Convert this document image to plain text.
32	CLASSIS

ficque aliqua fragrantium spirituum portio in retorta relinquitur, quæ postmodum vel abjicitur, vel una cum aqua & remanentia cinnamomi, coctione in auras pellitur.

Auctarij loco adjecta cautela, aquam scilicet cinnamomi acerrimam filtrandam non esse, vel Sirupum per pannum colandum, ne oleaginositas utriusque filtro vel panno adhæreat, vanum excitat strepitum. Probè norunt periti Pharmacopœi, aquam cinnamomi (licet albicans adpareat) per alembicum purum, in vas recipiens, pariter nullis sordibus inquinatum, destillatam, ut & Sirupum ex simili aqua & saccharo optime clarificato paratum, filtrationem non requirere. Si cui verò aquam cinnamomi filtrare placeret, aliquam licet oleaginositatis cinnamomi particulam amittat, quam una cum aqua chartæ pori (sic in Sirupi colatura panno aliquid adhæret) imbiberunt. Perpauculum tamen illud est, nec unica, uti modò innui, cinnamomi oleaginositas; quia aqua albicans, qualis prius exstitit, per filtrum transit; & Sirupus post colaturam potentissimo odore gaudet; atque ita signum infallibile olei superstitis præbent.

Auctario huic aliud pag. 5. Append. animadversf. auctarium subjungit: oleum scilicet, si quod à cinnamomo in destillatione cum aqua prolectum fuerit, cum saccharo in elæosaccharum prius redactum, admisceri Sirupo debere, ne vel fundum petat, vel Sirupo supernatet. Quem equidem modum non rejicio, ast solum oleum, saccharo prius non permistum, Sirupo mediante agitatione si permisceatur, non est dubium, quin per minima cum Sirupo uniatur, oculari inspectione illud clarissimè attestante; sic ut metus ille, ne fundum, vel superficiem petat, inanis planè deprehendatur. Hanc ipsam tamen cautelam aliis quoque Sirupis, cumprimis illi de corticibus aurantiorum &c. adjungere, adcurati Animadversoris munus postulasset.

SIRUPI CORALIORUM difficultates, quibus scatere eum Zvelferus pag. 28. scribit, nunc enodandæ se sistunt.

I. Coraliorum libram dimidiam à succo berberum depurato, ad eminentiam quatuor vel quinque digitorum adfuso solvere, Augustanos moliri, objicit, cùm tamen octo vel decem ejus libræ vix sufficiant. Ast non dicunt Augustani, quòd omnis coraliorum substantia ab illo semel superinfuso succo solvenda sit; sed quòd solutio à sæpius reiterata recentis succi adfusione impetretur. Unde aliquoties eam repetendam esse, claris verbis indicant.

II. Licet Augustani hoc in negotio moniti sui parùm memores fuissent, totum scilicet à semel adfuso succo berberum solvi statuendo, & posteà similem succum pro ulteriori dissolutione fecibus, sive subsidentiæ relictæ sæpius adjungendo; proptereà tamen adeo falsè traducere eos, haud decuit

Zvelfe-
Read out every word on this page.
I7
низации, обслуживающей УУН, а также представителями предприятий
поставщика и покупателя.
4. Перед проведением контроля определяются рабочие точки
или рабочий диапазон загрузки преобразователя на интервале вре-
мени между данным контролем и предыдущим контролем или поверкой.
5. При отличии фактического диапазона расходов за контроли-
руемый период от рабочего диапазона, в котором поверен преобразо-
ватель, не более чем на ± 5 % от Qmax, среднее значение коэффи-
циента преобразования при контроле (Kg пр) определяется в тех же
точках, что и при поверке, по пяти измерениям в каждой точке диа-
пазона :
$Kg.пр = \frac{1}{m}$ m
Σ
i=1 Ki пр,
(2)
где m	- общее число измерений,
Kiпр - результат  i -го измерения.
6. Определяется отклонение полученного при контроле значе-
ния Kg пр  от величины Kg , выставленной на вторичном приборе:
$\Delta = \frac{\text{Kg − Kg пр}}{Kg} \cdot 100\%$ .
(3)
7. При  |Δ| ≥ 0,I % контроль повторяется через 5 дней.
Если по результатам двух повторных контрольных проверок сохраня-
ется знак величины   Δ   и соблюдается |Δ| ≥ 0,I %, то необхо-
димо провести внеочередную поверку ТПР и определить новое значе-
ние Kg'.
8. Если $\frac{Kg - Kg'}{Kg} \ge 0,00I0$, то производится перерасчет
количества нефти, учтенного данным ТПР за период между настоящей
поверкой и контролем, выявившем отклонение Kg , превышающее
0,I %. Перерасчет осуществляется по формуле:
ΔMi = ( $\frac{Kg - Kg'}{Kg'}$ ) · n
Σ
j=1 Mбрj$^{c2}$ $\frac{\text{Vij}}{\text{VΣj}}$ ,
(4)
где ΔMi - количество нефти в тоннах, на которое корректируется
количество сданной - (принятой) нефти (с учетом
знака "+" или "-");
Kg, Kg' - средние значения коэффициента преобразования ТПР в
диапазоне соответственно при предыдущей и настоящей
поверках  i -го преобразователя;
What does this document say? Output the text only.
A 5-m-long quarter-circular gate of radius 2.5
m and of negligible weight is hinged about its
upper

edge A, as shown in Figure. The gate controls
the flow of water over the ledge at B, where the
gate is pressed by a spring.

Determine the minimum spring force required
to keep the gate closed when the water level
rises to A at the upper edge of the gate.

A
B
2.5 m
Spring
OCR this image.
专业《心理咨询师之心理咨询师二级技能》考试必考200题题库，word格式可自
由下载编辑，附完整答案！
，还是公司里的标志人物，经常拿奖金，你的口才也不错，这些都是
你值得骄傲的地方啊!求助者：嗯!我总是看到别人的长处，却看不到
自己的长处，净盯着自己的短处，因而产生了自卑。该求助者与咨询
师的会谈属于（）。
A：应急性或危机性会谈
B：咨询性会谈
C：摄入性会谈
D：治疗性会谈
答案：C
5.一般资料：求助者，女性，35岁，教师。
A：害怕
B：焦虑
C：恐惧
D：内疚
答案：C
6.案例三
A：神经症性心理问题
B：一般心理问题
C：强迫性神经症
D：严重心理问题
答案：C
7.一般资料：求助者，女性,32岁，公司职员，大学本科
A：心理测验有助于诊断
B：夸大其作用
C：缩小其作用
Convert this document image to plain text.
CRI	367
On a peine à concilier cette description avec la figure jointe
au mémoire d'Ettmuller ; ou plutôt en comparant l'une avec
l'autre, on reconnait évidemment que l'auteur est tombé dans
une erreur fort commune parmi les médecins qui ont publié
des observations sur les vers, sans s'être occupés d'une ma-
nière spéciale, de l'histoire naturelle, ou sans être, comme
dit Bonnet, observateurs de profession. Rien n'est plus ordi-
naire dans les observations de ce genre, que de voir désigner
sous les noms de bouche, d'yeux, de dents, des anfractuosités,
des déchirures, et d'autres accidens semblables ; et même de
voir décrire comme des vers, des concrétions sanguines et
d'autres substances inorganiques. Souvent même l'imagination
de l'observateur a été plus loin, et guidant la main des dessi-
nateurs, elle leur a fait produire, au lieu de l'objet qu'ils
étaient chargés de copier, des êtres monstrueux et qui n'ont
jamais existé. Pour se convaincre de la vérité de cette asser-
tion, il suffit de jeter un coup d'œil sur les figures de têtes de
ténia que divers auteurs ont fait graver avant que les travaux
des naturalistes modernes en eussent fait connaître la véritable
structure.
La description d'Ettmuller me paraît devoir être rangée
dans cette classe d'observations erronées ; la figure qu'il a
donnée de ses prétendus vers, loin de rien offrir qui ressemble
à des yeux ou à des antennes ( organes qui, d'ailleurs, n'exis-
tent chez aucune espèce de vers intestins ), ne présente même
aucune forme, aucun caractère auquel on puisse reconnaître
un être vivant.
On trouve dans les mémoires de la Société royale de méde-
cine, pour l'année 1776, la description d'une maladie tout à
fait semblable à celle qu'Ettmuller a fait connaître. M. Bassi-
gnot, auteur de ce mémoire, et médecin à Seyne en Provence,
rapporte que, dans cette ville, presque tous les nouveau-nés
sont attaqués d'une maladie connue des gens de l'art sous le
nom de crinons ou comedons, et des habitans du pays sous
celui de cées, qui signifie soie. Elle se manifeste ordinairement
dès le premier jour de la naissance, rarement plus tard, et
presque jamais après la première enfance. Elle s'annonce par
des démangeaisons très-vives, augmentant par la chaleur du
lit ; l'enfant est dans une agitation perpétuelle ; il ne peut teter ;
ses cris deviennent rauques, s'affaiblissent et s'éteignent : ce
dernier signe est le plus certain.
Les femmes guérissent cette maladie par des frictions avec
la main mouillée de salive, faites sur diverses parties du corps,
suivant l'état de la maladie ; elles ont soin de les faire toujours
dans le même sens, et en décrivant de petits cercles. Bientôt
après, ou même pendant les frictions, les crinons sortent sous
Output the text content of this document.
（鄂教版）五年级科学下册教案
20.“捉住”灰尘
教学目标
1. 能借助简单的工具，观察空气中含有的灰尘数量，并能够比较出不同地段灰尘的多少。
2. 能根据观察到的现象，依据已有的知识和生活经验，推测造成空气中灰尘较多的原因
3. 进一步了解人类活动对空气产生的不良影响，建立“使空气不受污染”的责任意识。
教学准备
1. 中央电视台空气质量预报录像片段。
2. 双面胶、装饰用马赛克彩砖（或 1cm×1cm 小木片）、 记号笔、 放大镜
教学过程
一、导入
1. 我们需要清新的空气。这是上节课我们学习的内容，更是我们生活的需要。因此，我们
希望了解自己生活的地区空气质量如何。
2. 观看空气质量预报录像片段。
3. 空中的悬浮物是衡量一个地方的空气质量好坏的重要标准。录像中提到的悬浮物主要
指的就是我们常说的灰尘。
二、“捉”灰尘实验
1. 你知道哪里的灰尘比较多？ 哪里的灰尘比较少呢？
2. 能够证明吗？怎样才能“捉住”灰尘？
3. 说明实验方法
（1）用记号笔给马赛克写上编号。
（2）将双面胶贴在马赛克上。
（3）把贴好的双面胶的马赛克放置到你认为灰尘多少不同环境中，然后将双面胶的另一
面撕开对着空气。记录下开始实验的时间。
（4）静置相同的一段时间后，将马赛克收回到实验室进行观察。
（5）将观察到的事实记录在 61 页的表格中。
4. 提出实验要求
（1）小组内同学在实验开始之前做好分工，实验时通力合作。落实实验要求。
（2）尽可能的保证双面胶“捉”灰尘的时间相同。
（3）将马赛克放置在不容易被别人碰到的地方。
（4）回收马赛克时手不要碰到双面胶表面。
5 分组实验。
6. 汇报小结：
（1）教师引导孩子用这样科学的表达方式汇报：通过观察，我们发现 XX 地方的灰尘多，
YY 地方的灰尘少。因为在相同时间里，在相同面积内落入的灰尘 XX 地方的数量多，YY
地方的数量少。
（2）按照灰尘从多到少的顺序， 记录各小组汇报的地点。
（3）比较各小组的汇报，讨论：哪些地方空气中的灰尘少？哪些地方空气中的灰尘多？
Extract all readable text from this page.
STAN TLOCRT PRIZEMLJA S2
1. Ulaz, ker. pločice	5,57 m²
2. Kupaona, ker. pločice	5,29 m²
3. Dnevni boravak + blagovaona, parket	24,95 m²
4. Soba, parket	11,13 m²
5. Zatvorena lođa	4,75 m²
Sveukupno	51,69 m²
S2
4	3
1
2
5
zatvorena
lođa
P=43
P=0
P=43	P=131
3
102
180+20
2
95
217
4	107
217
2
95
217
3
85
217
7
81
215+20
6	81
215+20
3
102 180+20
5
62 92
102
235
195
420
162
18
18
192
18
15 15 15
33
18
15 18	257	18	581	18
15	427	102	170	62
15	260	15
════
THE PROBLEM –
Pick out the lines that contain "frictions" and copy them.

OUTPUT FOR THIS TASK –
Les femmes guérissent cette maladie par des frictions avec
après, ou même pendant les frictions, les crinons sortent sous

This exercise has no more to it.